Your objective:
Give the number of lines that include the word "заявки", nothing more.

Exercise inputs:
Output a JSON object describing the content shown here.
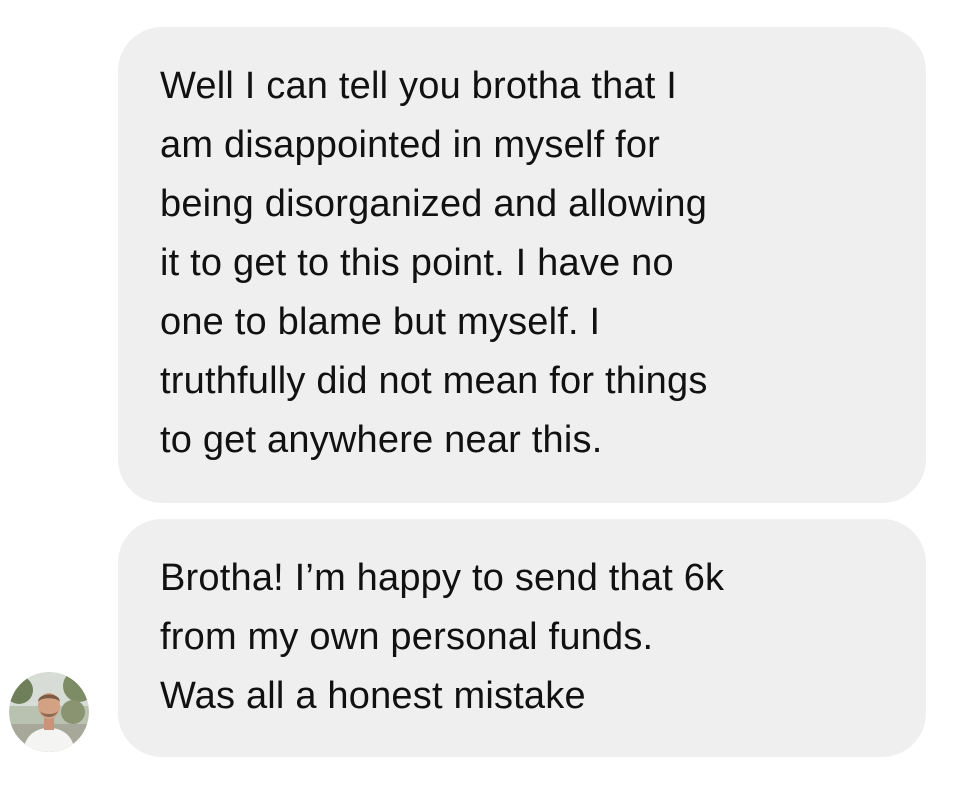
{
  "conversation": {
    "messages": [
      {
        "sender": "contact",
        "text": "Well I can tell you brotha that I\nam disappointed in myself for\nbeing disorganized and allowing\nit to get to this point. I have no\none to blame but myself. I\ntruthfully did not mean for things\nto get anywhere near this."
      },
      {
        "sender": "contact",
        "text": "Brotha! I’m happy to send that 6k\nfrom my own personal funds.\nWas all a honest mistake"
      }
    ],
    "avatar_icon": "profile-photo",
    "bubble_color": "#efefef",
    "text_color": "#111111"
  }
}
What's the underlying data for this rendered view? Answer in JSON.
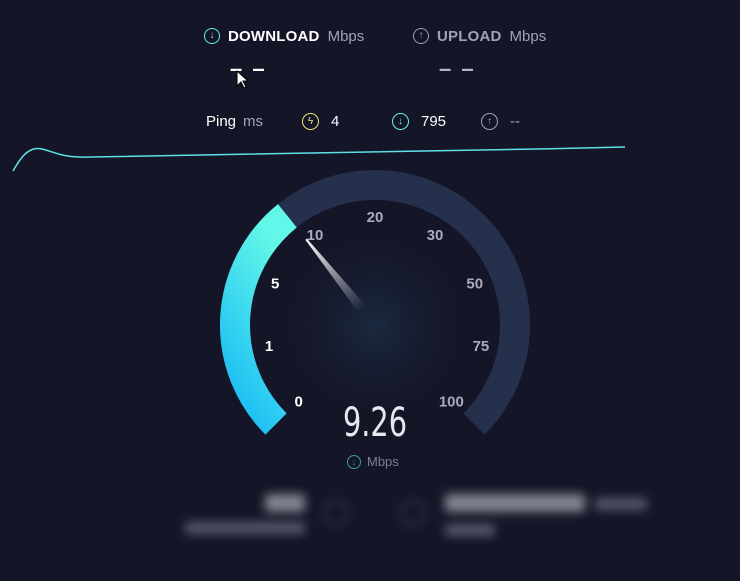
{
  "header": {
    "download_label": "DOWNLOAD",
    "upload_label": "UPLOAD",
    "unit": "Mbps",
    "download_value": "– –",
    "upload_value": "– –"
  },
  "ping": {
    "label": "Ping",
    "unit": "ms",
    "idle": "4",
    "download": "795",
    "upload": "--"
  },
  "gauge": {
    "ticks": [
      "0",
      "1",
      "5",
      "10",
      "20",
      "30",
      "50",
      "75",
      "100"
    ],
    "value": "9.26",
    "unit": "Mbps",
    "needle_value": 9.26
  },
  "colors": {
    "background": "#141526",
    "accent_cyan": "#6af3e4",
    "gauge_track": "#25304d",
    "ping_yellow": "#f2e27a",
    "gauge_fill_start": "#15b8f5",
    "gauge_fill_end": "#62f7e8"
  },
  "icons": {
    "download": "arrow-down-circle-icon",
    "upload": "arrow-up-circle-icon",
    "idle": "lightning-circle-icon"
  }
}
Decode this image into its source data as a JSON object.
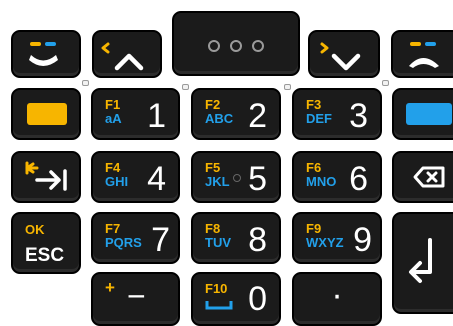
{
  "colors": {
    "key_bg": "#1b1b1b",
    "fn_yellow": "#f7b500",
    "sub_blue": "#22a0ea",
    "glyph_white": "#ffffff"
  },
  "icons": {
    "call_accept": "phone-accept-icon",
    "call_end": "phone-end-icon",
    "up": "chevron-up-icon",
    "down": "chevron-down-icon",
    "menu": "three-dots-icon",
    "tab": "tab-icon",
    "backspace": "backspace-icon",
    "enter": "enter-icon"
  },
  "keys": {
    "k1": {
      "fn": "F1",
      "sub": "aA",
      "num": "1"
    },
    "k2": {
      "fn": "F2",
      "sub": "ABC",
      "num": "2"
    },
    "k3": {
      "fn": "F3",
      "sub": "DEF",
      "num": "3"
    },
    "k4": {
      "fn": "F4",
      "sub": "GHI",
      "num": "4"
    },
    "k5": {
      "fn": "F5",
      "sub": "JKL",
      "num": "5"
    },
    "k6": {
      "fn": "F6",
      "sub": "MNO",
      "num": "6"
    },
    "k7": {
      "fn": "F7",
      "sub": "PQRS",
      "num": "7"
    },
    "k8": {
      "fn": "F8",
      "sub": "TUV",
      "num": "8"
    },
    "k9": {
      "fn": "F9",
      "sub": "WXYZ",
      "num": "9"
    },
    "k0": {
      "fn": "F10",
      "num": "0"
    },
    "esc": {
      "top": "OK",
      "label": "ESC"
    },
    "minus": {
      "top": "+",
      "label": "−"
    },
    "dot": {
      "label": "·"
    }
  }
}
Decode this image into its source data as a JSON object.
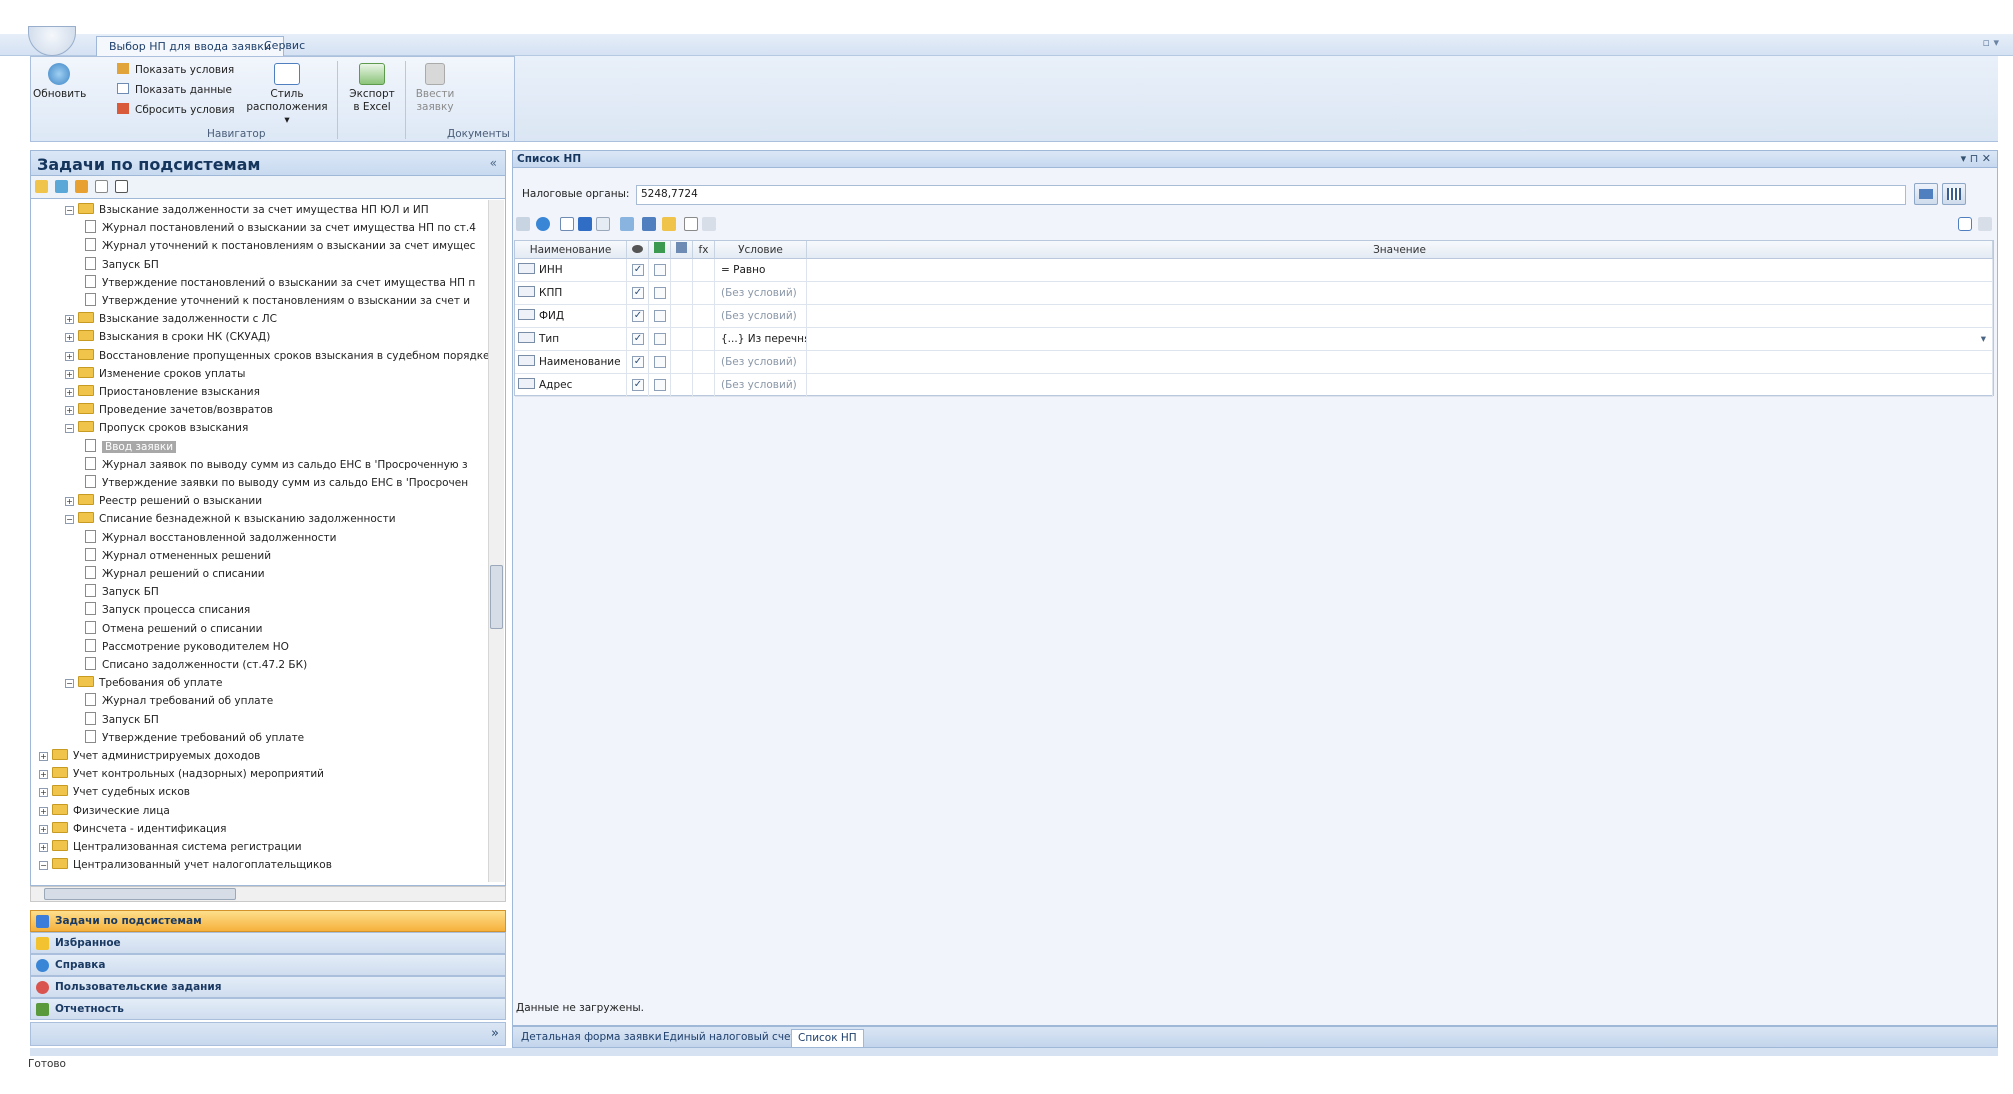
{
  "ribbon": {
    "tabs": [
      "Выбор НП для ввода заявки",
      "Сервис"
    ],
    "refresh_label": "Обновить",
    "show_conditions": "Показать условия",
    "show_data": "Показать данные",
    "reset_conditions": "Сбросить условия",
    "style_label_1": "Стиль",
    "style_label_2": "расположения ▾",
    "export_label_1": "Экспорт",
    "export_label_2": "в Excel",
    "enter_label_1": "Ввести",
    "enter_label_2": "заявку",
    "group_navigator": "Навигатор",
    "group_documents": "Документы"
  },
  "left_panel": {
    "title": "Задачи по подсистемам",
    "collapse": "«",
    "tree": [
      {
        "level": 2,
        "type": "folder",
        "expanded": true,
        "label": "Взыскание задолженности за счет имущества НП ЮЛ и ИП"
      },
      {
        "level": 3,
        "type": "doc",
        "label": "Журнал постановлений о взыскании за счет имущества НП по ст.4"
      },
      {
        "level": 3,
        "type": "doc",
        "label": "Журнал уточнений к постановлениям о взыскании за счет имущес"
      },
      {
        "level": 3,
        "type": "doc",
        "label": "Запуск БП"
      },
      {
        "level": 3,
        "type": "doc",
        "label": "Утверждение постановлений о взыскании за счет имущества НП п"
      },
      {
        "level": 3,
        "type": "doc",
        "label": "Утверждение уточнений к постановлениям о взыскании за счет и"
      },
      {
        "level": 2,
        "type": "folder",
        "expanded": false,
        "label": "Взыскание задолженности с ЛС"
      },
      {
        "level": 2,
        "type": "folder",
        "expanded": false,
        "label": "Взыскания в сроки НК (СКУАД)"
      },
      {
        "level": 2,
        "type": "folder",
        "expanded": false,
        "label": "Восстановление пропущенных сроков взыскания в судебном порядке"
      },
      {
        "level": 2,
        "type": "folder",
        "expanded": false,
        "label": "Изменение сроков уплаты"
      },
      {
        "level": 2,
        "type": "folder",
        "expanded": false,
        "label": "Приостановление взыскания"
      },
      {
        "level": 2,
        "type": "folder",
        "expanded": false,
        "label": "Проведение зачетов/возвратов"
      },
      {
        "level": 2,
        "type": "folder",
        "expanded": true,
        "label": "Пропуск сроков взыскания"
      },
      {
        "level": 3,
        "type": "doc",
        "selected": true,
        "label": "Ввод заявки"
      },
      {
        "level": 3,
        "type": "doc",
        "label": "Журнал заявок по выводу сумм из сальдо ЕНС в 'Просроченную з"
      },
      {
        "level": 3,
        "type": "doc",
        "label": "Утверждение заявки по выводу сумм из сальдо ЕНС в 'Просрочен"
      },
      {
        "level": 2,
        "type": "folder",
        "expanded": false,
        "label": "Реестр решений о взыскании"
      },
      {
        "level": 2,
        "type": "folder",
        "expanded": true,
        "label": "Списание безнадежной к взысканию задолженности"
      },
      {
        "level": 3,
        "type": "doc",
        "label": "Журнал восстановленной задолженности"
      },
      {
        "level": 3,
        "type": "doc",
        "label": "Журнал отмененных решений"
      },
      {
        "level": 3,
        "type": "doc",
        "label": "Журнал решений о списании"
      },
      {
        "level": 3,
        "type": "doc",
        "label": "Запуск БП"
      },
      {
        "level": 3,
        "type": "doc",
        "label": "Запуск процесса списания"
      },
      {
        "level": 3,
        "type": "doc",
        "label": "Отмена решений о списании"
      },
      {
        "level": 3,
        "type": "doc",
        "label": "Рассмотрение руководителем НО"
      },
      {
        "level": 3,
        "type": "doc",
        "label": "Списано задолженности (ст.47.2 БК)"
      },
      {
        "level": 2,
        "type": "folder",
        "expanded": true,
        "label": "Требования об уплате"
      },
      {
        "level": 3,
        "type": "doc",
        "label": "Журнал требований об уплате"
      },
      {
        "level": 3,
        "type": "doc",
        "label": "Запуск БП"
      },
      {
        "level": 3,
        "type": "doc",
        "label": "Утверждение требований об уплате"
      },
      {
        "level": 1,
        "type": "folder",
        "expanded": false,
        "label": "Учет администрируемых доходов"
      },
      {
        "level": 1,
        "type": "folder",
        "expanded": false,
        "label": "Учет контрольных (надзорных) мероприятий"
      },
      {
        "level": 1,
        "type": "folder",
        "expanded": false,
        "label": "Учет судебных исков"
      },
      {
        "level": 1,
        "type": "folder",
        "expanded": false,
        "label": "Физические лица"
      },
      {
        "level": 1,
        "type": "folder",
        "expanded": false,
        "label": "Финсчета - идентификация"
      },
      {
        "level": 1,
        "type": "folder",
        "expanded": false,
        "label": "Централизованная система регистрации"
      },
      {
        "level": 1,
        "type": "folder",
        "expanded": true,
        "label": "Централизованный учет налогоплательщиков"
      }
    ],
    "hscroll_label": "III"
  },
  "nav": {
    "items": [
      {
        "label": "Задачи по подсистемам",
        "color": "#3b7dd8"
      },
      {
        "label": "Избранное",
        "color": "#f2c230"
      },
      {
        "label": "Справка",
        "color": "#3a86d6"
      },
      {
        "label": "Пользовательские задания",
        "color": "#d9534f"
      },
      {
        "label": "Отчетность",
        "color": "#5a9a3c"
      }
    ],
    "config_glyph": "»"
  },
  "right_panel": {
    "title": "Список НП",
    "controls": "▾ ⊓ ✕",
    "org_label": "Налоговые органы:",
    "org_value": "5248,7724",
    "grid": {
      "headers": [
        "Наименование",
        "",
        "",
        "",
        "fx",
        "Условие",
        "Значение"
      ],
      "rows": [
        {
          "name": "ИНН",
          "condition": "= Равно",
          "muted": false
        },
        {
          "name": "КПП",
          "condition": "(Без условий)",
          "muted": true
        },
        {
          "name": "ФИД",
          "condition": "(Без условий)",
          "muted": true
        },
        {
          "name": "Тип",
          "condition": "{...} Из перечня",
          "muted": false
        },
        {
          "name": "Наименование",
          "condition": "(Без условий)",
          "muted": true
        },
        {
          "name": "Адрес",
          "condition": "(Без условий)",
          "muted": true
        }
      ]
    },
    "status": "Данные не загружены."
  },
  "bottom_tabs": [
    "Детальная форма заявки",
    "Единый налоговый счет",
    "Список НП"
  ],
  "statusbar": "Готово"
}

Task answer:
4